Exercise:
Search the records that follow and extract every line containing the string "выплаты".

Records to process:
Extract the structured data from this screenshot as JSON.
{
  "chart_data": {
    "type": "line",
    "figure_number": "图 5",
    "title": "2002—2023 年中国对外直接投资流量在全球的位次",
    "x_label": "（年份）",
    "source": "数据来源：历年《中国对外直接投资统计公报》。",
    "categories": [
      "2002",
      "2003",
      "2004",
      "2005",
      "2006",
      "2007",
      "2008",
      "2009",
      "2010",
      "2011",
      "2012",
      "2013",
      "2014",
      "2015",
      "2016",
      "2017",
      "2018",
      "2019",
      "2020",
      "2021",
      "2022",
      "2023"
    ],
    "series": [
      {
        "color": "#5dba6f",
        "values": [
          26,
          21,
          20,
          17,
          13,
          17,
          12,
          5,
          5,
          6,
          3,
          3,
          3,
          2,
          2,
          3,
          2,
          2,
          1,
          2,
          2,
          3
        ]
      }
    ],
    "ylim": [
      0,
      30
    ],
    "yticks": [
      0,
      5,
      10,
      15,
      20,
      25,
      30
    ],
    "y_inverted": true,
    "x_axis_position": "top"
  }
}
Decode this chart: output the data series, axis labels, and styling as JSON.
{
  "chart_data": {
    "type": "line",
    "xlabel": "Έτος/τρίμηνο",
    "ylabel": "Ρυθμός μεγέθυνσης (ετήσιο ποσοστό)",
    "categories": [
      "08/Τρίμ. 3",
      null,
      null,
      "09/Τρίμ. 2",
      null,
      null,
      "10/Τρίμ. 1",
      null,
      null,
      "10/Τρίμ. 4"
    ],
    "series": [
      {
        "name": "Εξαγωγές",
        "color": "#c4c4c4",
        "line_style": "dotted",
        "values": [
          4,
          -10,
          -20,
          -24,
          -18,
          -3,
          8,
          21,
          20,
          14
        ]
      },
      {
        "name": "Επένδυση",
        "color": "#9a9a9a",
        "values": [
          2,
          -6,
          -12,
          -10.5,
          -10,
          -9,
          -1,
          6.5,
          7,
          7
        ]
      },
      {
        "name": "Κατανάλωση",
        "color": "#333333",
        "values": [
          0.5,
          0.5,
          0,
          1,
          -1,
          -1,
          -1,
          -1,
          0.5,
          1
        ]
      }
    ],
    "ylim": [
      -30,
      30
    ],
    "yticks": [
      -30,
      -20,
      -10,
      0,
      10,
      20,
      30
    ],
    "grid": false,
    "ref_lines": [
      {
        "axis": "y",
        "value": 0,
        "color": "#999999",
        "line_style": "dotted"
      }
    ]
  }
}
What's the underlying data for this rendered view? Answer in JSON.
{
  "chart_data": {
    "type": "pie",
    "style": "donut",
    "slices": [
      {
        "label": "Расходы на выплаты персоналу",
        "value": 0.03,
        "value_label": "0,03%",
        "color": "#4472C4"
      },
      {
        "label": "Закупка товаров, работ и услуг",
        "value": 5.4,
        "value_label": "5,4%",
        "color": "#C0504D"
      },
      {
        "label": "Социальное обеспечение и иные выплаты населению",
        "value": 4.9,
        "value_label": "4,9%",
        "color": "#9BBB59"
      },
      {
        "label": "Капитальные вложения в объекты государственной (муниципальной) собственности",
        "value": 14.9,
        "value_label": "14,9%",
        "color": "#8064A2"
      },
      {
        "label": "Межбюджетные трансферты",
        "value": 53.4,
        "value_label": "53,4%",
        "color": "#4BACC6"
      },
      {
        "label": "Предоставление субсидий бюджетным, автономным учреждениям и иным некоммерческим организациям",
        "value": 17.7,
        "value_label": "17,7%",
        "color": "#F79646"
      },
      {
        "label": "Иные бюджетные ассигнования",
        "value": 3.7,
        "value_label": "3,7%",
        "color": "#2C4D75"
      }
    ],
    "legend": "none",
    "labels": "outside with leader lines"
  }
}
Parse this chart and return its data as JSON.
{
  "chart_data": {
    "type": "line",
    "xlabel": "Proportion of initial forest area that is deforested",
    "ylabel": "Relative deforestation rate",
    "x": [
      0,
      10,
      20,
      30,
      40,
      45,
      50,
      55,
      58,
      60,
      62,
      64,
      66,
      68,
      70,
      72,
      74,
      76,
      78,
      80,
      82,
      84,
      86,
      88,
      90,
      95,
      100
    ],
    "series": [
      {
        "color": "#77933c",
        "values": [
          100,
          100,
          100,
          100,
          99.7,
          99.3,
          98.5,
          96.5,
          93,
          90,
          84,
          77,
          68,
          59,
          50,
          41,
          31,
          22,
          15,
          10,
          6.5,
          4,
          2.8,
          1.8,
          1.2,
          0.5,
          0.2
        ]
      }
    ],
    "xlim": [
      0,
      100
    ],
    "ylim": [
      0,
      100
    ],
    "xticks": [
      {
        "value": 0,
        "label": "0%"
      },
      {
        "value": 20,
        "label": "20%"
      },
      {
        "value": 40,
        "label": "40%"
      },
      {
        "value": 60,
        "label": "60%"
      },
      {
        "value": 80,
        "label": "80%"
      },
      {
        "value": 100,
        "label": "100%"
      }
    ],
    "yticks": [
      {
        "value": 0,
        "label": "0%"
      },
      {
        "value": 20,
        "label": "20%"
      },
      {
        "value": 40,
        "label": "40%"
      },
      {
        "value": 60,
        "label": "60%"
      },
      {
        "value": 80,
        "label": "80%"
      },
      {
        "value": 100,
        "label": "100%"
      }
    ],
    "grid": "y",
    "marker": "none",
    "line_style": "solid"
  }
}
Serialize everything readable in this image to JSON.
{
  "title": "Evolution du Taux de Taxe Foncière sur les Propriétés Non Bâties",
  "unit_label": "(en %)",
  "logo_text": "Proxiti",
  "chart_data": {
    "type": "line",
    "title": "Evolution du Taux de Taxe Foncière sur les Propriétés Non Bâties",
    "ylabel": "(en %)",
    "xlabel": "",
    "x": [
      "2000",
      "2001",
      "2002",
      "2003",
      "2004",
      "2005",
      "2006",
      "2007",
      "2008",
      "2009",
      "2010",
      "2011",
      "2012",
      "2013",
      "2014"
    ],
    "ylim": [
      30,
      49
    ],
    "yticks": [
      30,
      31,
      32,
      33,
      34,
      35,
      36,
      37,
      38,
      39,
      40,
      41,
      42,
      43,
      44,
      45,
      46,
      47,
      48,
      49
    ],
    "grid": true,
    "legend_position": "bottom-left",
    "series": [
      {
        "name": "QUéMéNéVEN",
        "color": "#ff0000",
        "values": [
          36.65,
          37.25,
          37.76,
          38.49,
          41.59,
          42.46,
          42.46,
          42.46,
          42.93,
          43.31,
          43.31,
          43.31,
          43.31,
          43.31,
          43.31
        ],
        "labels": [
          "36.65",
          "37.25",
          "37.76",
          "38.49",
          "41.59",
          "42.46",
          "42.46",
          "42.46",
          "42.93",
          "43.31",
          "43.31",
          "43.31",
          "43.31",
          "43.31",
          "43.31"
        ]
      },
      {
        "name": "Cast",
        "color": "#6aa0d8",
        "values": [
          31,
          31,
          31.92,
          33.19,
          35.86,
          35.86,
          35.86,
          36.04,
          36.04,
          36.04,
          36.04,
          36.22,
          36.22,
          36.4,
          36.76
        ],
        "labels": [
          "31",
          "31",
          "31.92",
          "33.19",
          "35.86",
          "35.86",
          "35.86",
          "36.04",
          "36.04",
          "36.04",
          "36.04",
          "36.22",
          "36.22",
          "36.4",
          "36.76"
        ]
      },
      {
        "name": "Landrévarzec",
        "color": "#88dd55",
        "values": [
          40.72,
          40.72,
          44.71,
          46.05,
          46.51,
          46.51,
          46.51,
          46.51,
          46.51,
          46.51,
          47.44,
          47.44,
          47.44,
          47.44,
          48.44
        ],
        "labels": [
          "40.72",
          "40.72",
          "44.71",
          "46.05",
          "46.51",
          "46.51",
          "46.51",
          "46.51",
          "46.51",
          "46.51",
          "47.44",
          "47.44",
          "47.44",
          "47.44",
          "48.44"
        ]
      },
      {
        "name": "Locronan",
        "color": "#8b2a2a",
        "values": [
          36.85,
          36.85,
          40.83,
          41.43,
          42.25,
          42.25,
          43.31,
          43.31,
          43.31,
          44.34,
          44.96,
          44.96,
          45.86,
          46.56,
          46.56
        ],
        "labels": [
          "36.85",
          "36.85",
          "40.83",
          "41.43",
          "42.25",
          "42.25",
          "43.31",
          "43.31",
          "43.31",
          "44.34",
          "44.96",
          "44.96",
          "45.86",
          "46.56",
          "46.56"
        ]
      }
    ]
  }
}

Answer to this problem:
        "label": "Расходы на выплаты персоналу",
        "label": "Социальное обеспечение и иные выплаты населению",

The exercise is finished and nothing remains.